*AIM*. Quote all of the data that follows exactly as written, skipping the images.

*STORED ROWS*.
>> Start

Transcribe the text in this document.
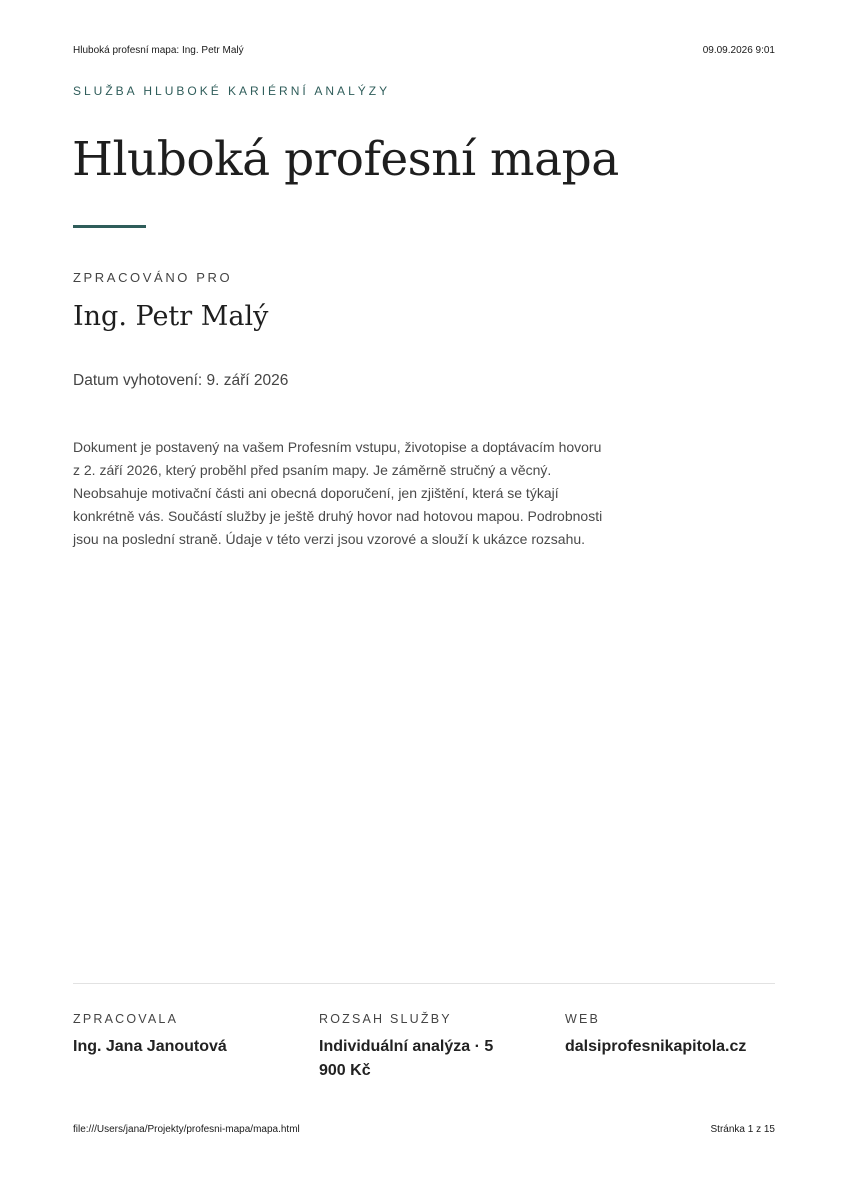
Hluboká profesní mapa: Ing. Petr Malý	09.09.2026 9:01
SLUŽBA HLUBOKÉ KARIÉRNÍ ANALÝZY
Hluboká profesní mapa
ZPRACOVÁNO PRO
Ing. Petr Malý
Datum vyhotovení: 9. září 2026

Dokument je postavený na vašem Profesním vstupu, životopise a doptávacím hovoru z 2. září 2026, který proběhl před psaním mapy. Je záměrně stručný a věcný. Neobsahuje motivační části ani obecná doporučení, jen zjištění, která se týkají konkrétně vás. Součástí služby je ještě druhý hovor nad hotovou mapou. Podrobnosti jsou na poslední straně. Údaje v této verzi jsou vzorové a slouží k ukázce rozsahu.

ZPRACOVALA
Ing. Jana Janoutová
ROZSAH SLUŽBY
Individuální analýza · 5 900 Kč
WEB
dalsiprofesnikapitola.cz
file:///Users/jana/Projekty/profesni-mapa/mapa.html	Stránka 1 z 15
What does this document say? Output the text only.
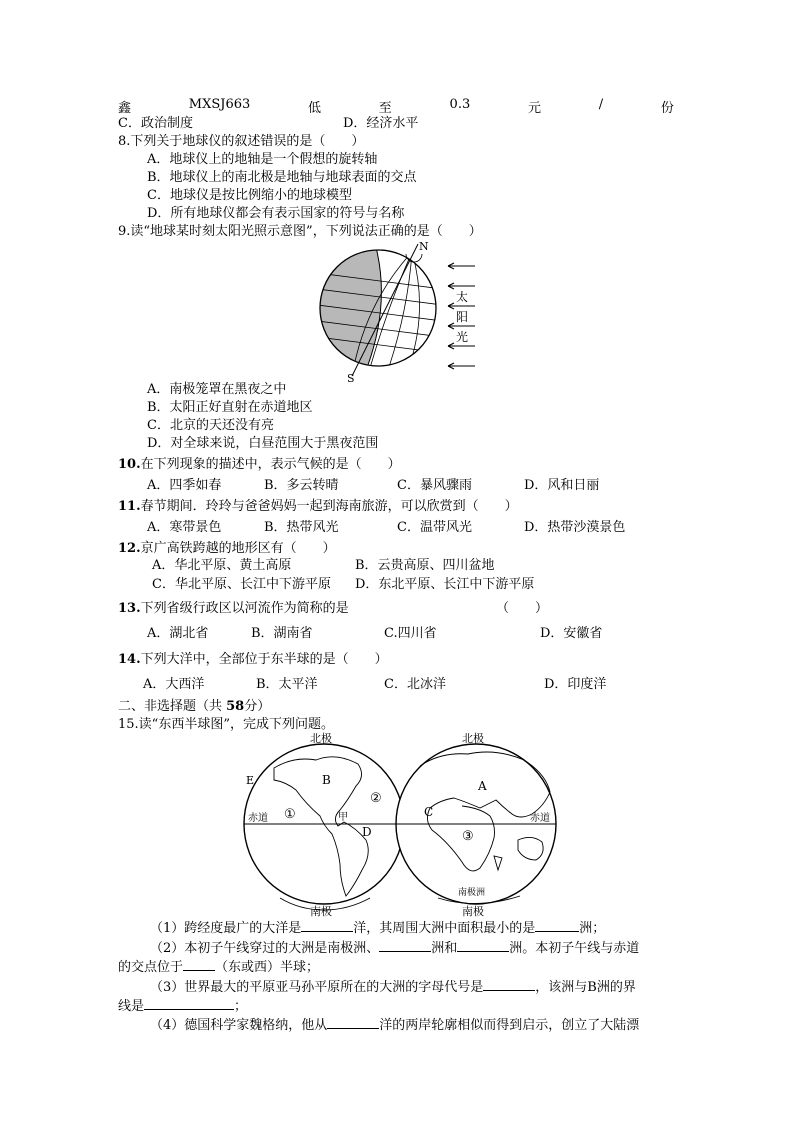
鑫	MXSJ663	低	至	0.3	元	/	份
C．政治制度	D．经济水平
8.下列关于地球仪的叙述错误的是（　　）
A．地球仪上的地轴是一个假想的旋转轴
B．地球仪上的南北极是地轴与地球表面的交点
C．地球仪是按比例缩小的地球模型
D．所有地球仪都会有表示国家的符号与名称
9.读“地球某时刻太阳光照示意图”，下列说法正确的是（　　）
N
S
太
阳
光
A．南极笼罩在黑夜之中
B．太阳正好直射在赤道地区
C．北京的天还没有亮
D．对全球来说，白昼范围大于黑夜范围
10.在下列现象的描述中，表示气候的是（　　）
A．四季如春	B．多云转晴	C．暴风骤雨	D．风和日丽
11.春节期间．玲玲与爸爸妈妈一起到海南旅游，可以欣赏到（　　）
A．寒带景色	B．热带风光	C．温带风光	D．热带沙漠景色
12.京广高铁跨越的地形区有（　　）
A．华北平原、黄土高原	B．云贵高原、四川盆地
C．华北平原、长江中下游平原 D．东北平原、长江中下游平原
13.下列省级行政区以河流作为简称的是	（　　）
A．湖北省	B．湖南省	C.四川省	D．安徽省
14.下列大洋中，全部位于东半球的是（　　）
A．大西洋	B．太平洋	C．北冰洋	D．印度洋
二、非选择题（共 58分）
15.读“东西半球图”，完成下列问题。
北极
南极
赤道
E	B
②
①	甲
D
北极
南极
赤道
A
C
③
南极洲
（1）跨经度最广的大洋是	洋，其周围大洲中面积最小的是	洲；
（2）本初子午线穿过的大洲是南极洲、	洲和	洲。本初子午线与赤道
的交点位于 （东或西）半球；
（3）世界最大的平原亚马孙平原所在的大洲的字母代号是	，该洲与B洲的界
线是	；
（4）德国科学家魏格纳，他从	洋的两岸轮廓相似而得到启示，创立了大陆漂
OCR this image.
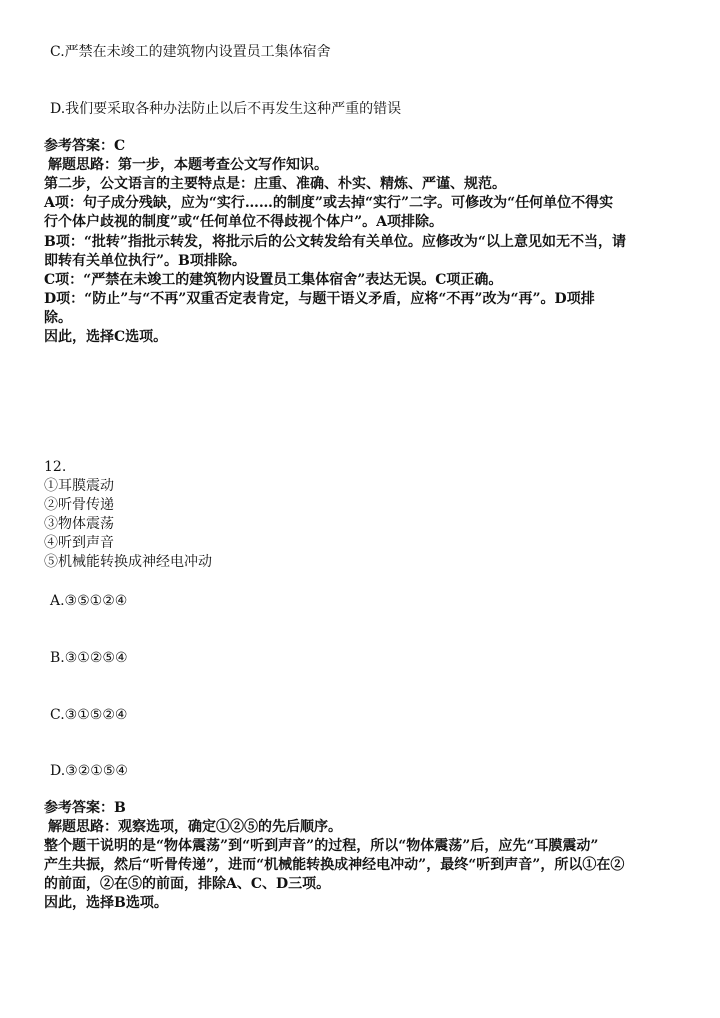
C.严禁在未竣工的建筑物内设置员工集体宿舍
D.我们要采取各种办法防止以后不再发生这种严重的错误
参考答案：C
解题思路：第一步，本题考查公文写作知识。
第二步，公文语言的主要特点是：庄重、准确、朴实、精炼、严谨、规范。
A项：句子成分残缺，应为“实行……的制度”或去掉“实行”二字。可修改为“任何单位不得实
行个体户歧视的制度”或“任何单位不得歧视个体户”。A项排除。
B项：“批转”指批示转发，将批示后的公文转发给有关单位。应修改为“以上意见如无不当，请
即转有关单位执行”。B项排除。
C项：“严禁在未竣工的建筑物内设置员工集体宿舍”表达无误。C项正确。
D项：“防止”与“不再”双重否定表肯定，与题干语义矛盾，应将“不再”改为“再”。D项排
除。
因此，选择C选项。
12.
①耳膜震动
②听骨传递
③物体震荡
④听到声音
⑤机械能转换成神经电冲动
A.③⑤①②④
B.③①②⑤④
C.③①⑤②④
D.③②①⑤④
参考答案：B
解题思路：观察选项，确定①②⑤的先后顺序。
整个题干说明的是“物体震荡”到“听到声音”的过程，所以“物体震荡”后，应先“耳膜震动”
产生共振，然后“听骨传递”，进而“机械能转换成神经电冲动”，最终“听到声音”，所以①在②
的前面，②在⑤的前面，排除A、C、D三项。
因此，选择B选项。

>> End

*TASK RESULT*.
Transcribe the text in this document.
Hluboká profesní mapa: Ing. Petr Malý	09.09.2026 9:01
SLUŽBA HLUBOKÉ KARIÉRNÍ ANALÝZY
Hluboká profesní mapa
ZPRACOVÁNO PRO
Ing. Petr Malý
Datum vyhotovení: 9. září 2026

Dokument je postavený na vašem Profesním vstupu, životopise a doptávacím hovoru z 2. září 2026, který proběhl před psaním mapy. Je záměrně stručný a věcný. Neobsahuje motivační části ani obecná doporučení, jen zjištění, která se týkají konkrétně vás. Součástí služby je ještě druhý hovor nad hotovou mapou. Podrobnosti jsou na poslední straně. Údaje v této verzi jsou vzorové a slouží k ukázce rozsahu.

ZPRACOVALA
Ing. Jana Janoutová
ROZSAH SLUŽBY
Individuální analýza · 5 900 Kč
WEB
dalsiprofesnikapitola.cz
file:///Users/jana/Projekty/profesni-mapa/mapa.html	Stránka 1 z 15
What does this document say? Output the text only.
鑫	MXSJ663	低	至	0.3	元	/	份
C．政治制度	D．经济水平
8.下列关于地球仪的叙述错误的是（　　）
A．地球仪上的地轴是一个假想的旋转轴
B．地球仪上的南北极是地轴与地球表面的交点
C．地球仪是按比例缩小的地球模型
D．所有地球仪都会有表示国家的符号与名称
9.读“地球某时刻太阳光照示意图”，下列说法正确的是（　　）
N
S
太
阳
光
A．南极笼罩在黑夜之中
B．太阳正好直射在赤道地区
C．北京的天还没有亮
D．对全球来说，白昼范围大于黑夜范围
10.在下列现象的描述中，表示气候的是（　　）
A．四季如春	B．多云转晴	C．暴风骤雨	D．风和日丽
11.春节期间．玲玲与爸爸妈妈一起到海南旅游，可以欣赏到（　　）
A．寒带景色	B．热带风光	C．温带风光	D．热带沙漠景色
12.京广高铁跨越的地形区有（　　）
A．华北平原、黄土高原	B．云贵高原、四川盆地
C．华北平原、长江中下游平原 D．东北平原、长江中下游平原
13.下列省级行政区以河流作为简称的是	（　　）
A．湖北省	B．湖南省	C.四川省	D．安徽省
14.下列大洋中，全部位于东半球的是（　　）
A．大西洋	B．太平洋	C．北冰洋	D．印度洋
二、非选择题（共 58分）
15.读“东西半球图”，完成下列问题。
北极
南极
赤道
E	B
②
①	甲
D
北极
南极
赤道
A
C
③
南极洲
（1）跨经度最广的大洋是	洋，其周围大洲中面积最小的是	洲；
（2）本初子午线穿过的大洲是南极洲、	洲和	洲。本初子午线与赤道
的交点位于 （东或西）半球；
（3）世界最大的平原亚马孙平原所在的大洲的字母代号是	，该洲与B洲的界
线是	；
（4）德国科学家魏格纳，他从	洋的两岸轮廓相似而得到启示，创立了大陆漂
OCR this image.
C.严禁在未竣工的建筑物内设置员工集体宿舍
D.我们要采取各种办法防止以后不再发生这种严重的错误
参考答案：C
解题思路：第一步，本题考查公文写作知识。
第二步，公文语言的主要特点是：庄重、准确、朴实、精炼、严谨、规范。
A项：句子成分残缺，应为“实行……的制度”或去掉“实行”二字。可修改为“任何单位不得实
行个体户歧视的制度”或“任何单位不得歧视个体户”。A项排除。
B项：“批转”指批示转发，将批示后的公文转发给有关单位。应修改为“以上意见如无不当，请
即转有关单位执行”。B项排除。
C项：“严禁在未竣工的建筑物内设置员工集体宿舍”表达无误。C项正确。
D项：“防止”与“不再”双重否定表肯定，与题干语义矛盾，应将“不再”改为“再”。D项排
除。
因此，选择C选项。
12.
①耳膜震动
②听骨传递
③物体震荡
④听到声音
⑤机械能转换成神经电冲动
A.③⑤①②④
B.③①②⑤④
C.③①⑤②④
D.③②①⑤④
参考答案：B
解题思路：观察选项，确定①②⑤的先后顺序。
整个题干说明的是“物体震荡”到“听到声音”的过程，所以“物体震荡”后，应先“耳膜震动”
产生共振，然后“听骨传递”，进而“机械能转换成神经电冲动”，最终“听到声音”，所以①在②
的前面，②在⑤的前面，排除A、C、D三项。
因此，选择B选项。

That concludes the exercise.